__INSTRUCTION__:
Write out the records beneath this line exactly as they appear, minus any images.

Records excerpted from a collection:
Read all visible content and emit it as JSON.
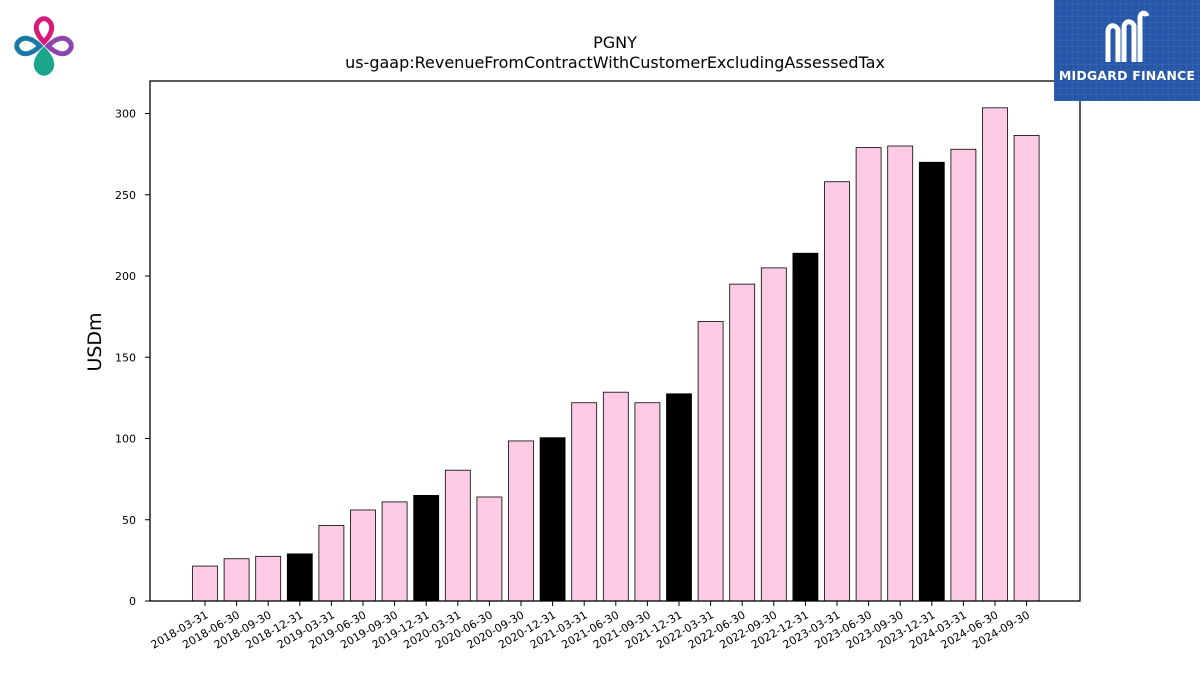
{
  "chart_data": {
    "type": "bar",
    "title": "PGNY",
    "subtitle": "us-gaap:RevenueFromContractWithCustomerExcludingAssessedTax",
    "xlabel": "",
    "ylabel": "USDm",
    "ylim": [
      0,
      320
    ],
    "yticks": [
      0,
      50,
      100,
      150,
      200,
      250,
      300
    ],
    "grid": false,
    "categories": [
      "2018-03-31",
      "2018-06-30",
      "2018-09-30",
      "2018-12-31",
      "2019-03-31",
      "2019-06-30",
      "2019-09-30",
      "2019-12-31",
      "2020-03-31",
      "2020-06-30",
      "2020-09-30",
      "2020-12-31",
      "2021-03-31",
      "2021-06-30",
      "2021-09-30",
      "2021-12-31",
      "2022-03-31",
      "2022-06-30",
      "2022-09-30",
      "2022-12-31",
      "2023-03-31",
      "2023-06-30",
      "2023-09-30",
      "2023-12-31",
      "2024-03-31",
      "2024-06-30",
      "2024-09-30"
    ],
    "values": [
      21.5,
      26,
      27.5,
      29,
      46.5,
      56,
      61,
      65,
      80.5,
      64,
      98.5,
      100.5,
      122,
      128.5,
      122,
      127.5,
      172,
      195,
      205,
      214,
      258,
      279,
      280,
      270,
      278,
      303.5,
      286.5
    ],
    "colors": {
      "quarter": "#fccbe3",
      "year_end": "#000000",
      "edge": "#000000"
    }
  },
  "branding": {
    "name": "MIDGARD FINANCE",
    "box_color": "#2757a8",
    "logo_icon": "four-petal-pin-logo",
    "logo_colors": [
      "#d81b7a",
      "#8e44ad",
      "#1aa68a",
      "#1a7aa6"
    ]
  }
}
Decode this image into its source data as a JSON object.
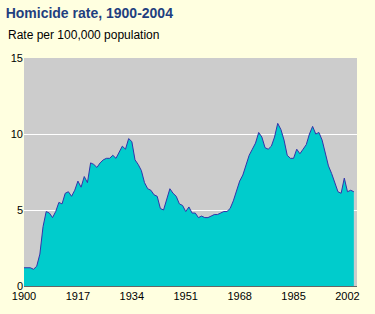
{
  "chart_data": {
    "type": "area",
    "title": "Homicide rate, 1900-2004",
    "subtitle": "Rate per 100,000 population",
    "color": "#00cccc",
    "x": [
      1900,
      1901,
      1902,
      1903,
      1904,
      1905,
      1906,
      1907,
      1908,
      1909,
      1910,
      1911,
      1912,
      1913,
      1914,
      1915,
      1916,
      1917,
      1918,
      1919,
      1920,
      1921,
      1922,
      1923,
      1924,
      1925,
      1926,
      1927,
      1928,
      1929,
      1930,
      1931,
      1932,
      1933,
      1934,
      1935,
      1936,
      1937,
      1938,
      1939,
      1940,
      1941,
      1942,
      1943,
      1944,
      1945,
      1946,
      1947,
      1948,
      1949,
      1950,
      1951,
      1952,
      1953,
      1954,
      1955,
      1956,
      1957,
      1958,
      1959,
      1960,
      1961,
      1962,
      1963,
      1964,
      1965,
      1966,
      1967,
      1968,
      1969,
      1970,
      1971,
      1972,
      1973,
      1974,
      1975,
      1976,
      1977,
      1978,
      1979,
      1980,
      1981,
      1982,
      1983,
      1984,
      1985,
      1986,
      1987,
      1988,
      1989,
      1990,
      1991,
      1992,
      1993,
      1994,
      1995,
      1996,
      1997,
      1998,
      1999,
      2000,
      2001,
      2002,
      2003,
      2004
    ],
    "values": [
      1.2,
      1.2,
      1.2,
      1.1,
      1.3,
      2.1,
      3.9,
      4.9,
      4.8,
      4.5,
      4.9,
      5.5,
      5.4,
      6.1,
      6.2,
      5.9,
      6.3,
      6.9,
      6.5,
      7.2,
      6.8,
      8.1,
      8.0,
      7.8,
      8.1,
      8.3,
      8.4,
      8.4,
      8.6,
      8.4,
      8.8,
      9.2,
      9.0,
      9.7,
      9.5,
      8.3,
      8.0,
      7.6,
      6.8,
      6.4,
      6.3,
      6.0,
      5.9,
      5.1,
      5.0,
      5.7,
      6.4,
      6.1,
      5.9,
      5.4,
      5.3,
      4.9,
      5.2,
      4.8,
      4.8,
      4.5,
      4.6,
      4.5,
      4.5,
      4.6,
      4.7,
      4.7,
      4.8,
      4.9,
      4.9,
      5.1,
      5.6,
      6.2,
      6.9,
      7.3,
      7.9,
      8.6,
      9.0,
      9.4,
      10.1,
      9.8,
      9.1,
      9.0,
      9.2,
      9.8,
      10.7,
      10.3,
      9.6,
      8.6,
      8.4,
      8.4,
      9.0,
      8.7,
      9.0,
      9.3,
      10.0,
      10.5,
      10.0,
      10.1,
      9.6,
      8.7,
      7.9,
      7.4,
      6.8,
      6.2,
      6.1,
      7.1,
      6.2,
      6.3,
      6.2
    ],
    "xlim": [
      1900,
      2005
    ],
    "xticks": [
      1900,
      1917,
      1934,
      1951,
      1968,
      1985,
      2002
    ],
    "ylim": [
      0,
      15
    ],
    "yticks": [
      0,
      5,
      10,
      15
    ],
    "grid": true
  }
}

__WRITTEN ANSWER__:
Read all visible content and emit it as JSON.
{
  "chart_data": {
    "type": "bar",
    "title": "PGNY",
    "subtitle": "us-gaap:RevenueFromContractWithCustomerExcludingAssessedTax",
    "xlabel": "",
    "ylabel": "USDm",
    "ylim": [
      0,
      320
    ],
    "yticks": [
      0,
      50,
      100,
      150,
      200,
      250,
      300
    ],
    "grid": false,
    "categories": [
      "2018-03-31",
      "2018-06-30",
      "2018-09-30",
      "2018-12-31",
      "2019-03-31",
      "2019-06-30",
      "2019-09-30",
      "2019-12-31",
      "2020-03-31",
      "2020-06-30",
      "2020-09-30",
      "2020-12-31",
      "2021-03-31",
      "2021-06-30",
      "2021-09-30",
      "2021-12-31",
      "2022-03-31",
      "2022-06-30",
      "2022-09-30",
      "2022-12-31",
      "2023-03-31",
      "2023-06-30",
      "2023-09-30",
      "2023-12-31",
      "2024-03-31",
      "2024-06-30",
      "2024-09-30"
    ],
    "values": [
      21.5,
      26,
      27.5,
      29,
      46.5,
      56,
      61,
      65,
      80.5,
      64,
      98.5,
      100.5,
      122,
      128.5,
      122,
      127.5,
      172,
      195,
      205,
      214,
      258,
      279,
      280,
      270,
      278,
      303.5,
      286.5
    ],
    "colors": {
      "quarter": "#fccbe3",
      "year_end": "#000000",
      "edge": "#000000"
    }
  },
  "branding": {
    "name": "MIDGARD FINANCE",
    "box_color": "#2757a8",
    "logo_icon": "four-petal-pin-logo",
    "logo_colors": [
      "#d81b7a",
      "#8e44ad",
      "#1aa68a",
      "#1a7aa6"
    ]
  }
}
Decode this image into its source data as a JSON object.
{
  "chart_data": {
    "type": "area",
    "title": "Homicide rate, 1900-2004",
    "subtitle": "Rate per 100,000 population",
    "color": "#00cccc",
    "x": [
      1900,
      1901,
      1902,
      1903,
      1904,
      1905,
      1906,
      1907,
      1908,
      1909,
      1910,
      1911,
      1912,
      1913,
      1914,
      1915,
      1916,
      1917,
      1918,
      1919,
      1920,
      1921,
      1922,
      1923,
      1924,
      1925,
      1926,
      1927,
      1928,
      1929,
      1930,
      1931,
      1932,
      1933,
      1934,
      1935,
      1936,
      1937,
      1938,
      1939,
      1940,
      1941,
      1942,
      1943,
      1944,
      1945,
      1946,
      1947,
      1948,
      1949,
      1950,
      1951,
      1952,
      1953,
      1954,
      1955,
      1956,
      1957,
      1958,
      1959,
      1960,
      1961,
      1962,
      1963,
      1964,
      1965,
      1966,
      1967,
      1968,
      1969,
      1970,
      1971,
      1972,
      1973,
      1974,
      1975,
      1976,
      1977,
      1978,
      1979,
      1980,
      1981,
      1982,
      1983,
      1984,
      1985,
      1986,
      1987,
      1988,
      1989,
      1990,
      1991,
      1992,
      1993,
      1994,
      1995,
      1996,
      1997,
      1998,
      1999,
      2000,
      2001,
      2002,
      2003,
      2004
    ],
    "values": [
      1.2,
      1.2,
      1.2,
      1.1,
      1.3,
      2.1,
      3.9,
      4.9,
      4.8,
      4.5,
      4.9,
      5.5,
      5.4,
      6.1,
      6.2,
      5.9,
      6.3,
      6.9,
      6.5,
      7.2,
      6.8,
      8.1,
      8.0,
      7.8,
      8.1,
      8.3,
      8.4,
      8.4,
      8.6,
      8.4,
      8.8,
      9.2,
      9.0,
      9.7,
      9.5,
      8.3,
      8.0,
      7.6,
      6.8,
      6.4,
      6.3,
      6.0,
      5.9,
      5.1,
      5.0,
      5.7,
      6.4,
      6.1,
      5.9,
      5.4,
      5.3,
      4.9,
      5.2,
      4.8,
      4.8,
      4.5,
      4.6,
      4.5,
      4.5,
      4.6,
      4.7,
      4.7,
      4.8,
      4.9,
      4.9,
      5.1,
      5.6,
      6.2,
      6.9,
      7.3,
      7.9,
      8.6,
      9.0,
      9.4,
      10.1,
      9.8,
      9.1,
      9.0,
      9.2,
      9.8,
      10.7,
      10.3,
      9.6,
      8.6,
      8.4,
      8.4,
      9.0,
      8.7,
      9.0,
      9.3,
      10.0,
      10.5,
      10.0,
      10.1,
      9.6,
      8.7,
      7.9,
      7.4,
      6.8,
      6.2,
      6.1,
      7.1,
      6.2,
      6.3,
      6.2
    ],
    "xlim": [
      1900,
      2005
    ],
    "xticks": [
      1900,
      1917,
      1934,
      1951,
      1968,
      1985,
      2002
    ],
    "ylim": [
      0,
      15
    ],
    "yticks": [
      0,
      5,
      10,
      15
    ],
    "grid": true
  }
}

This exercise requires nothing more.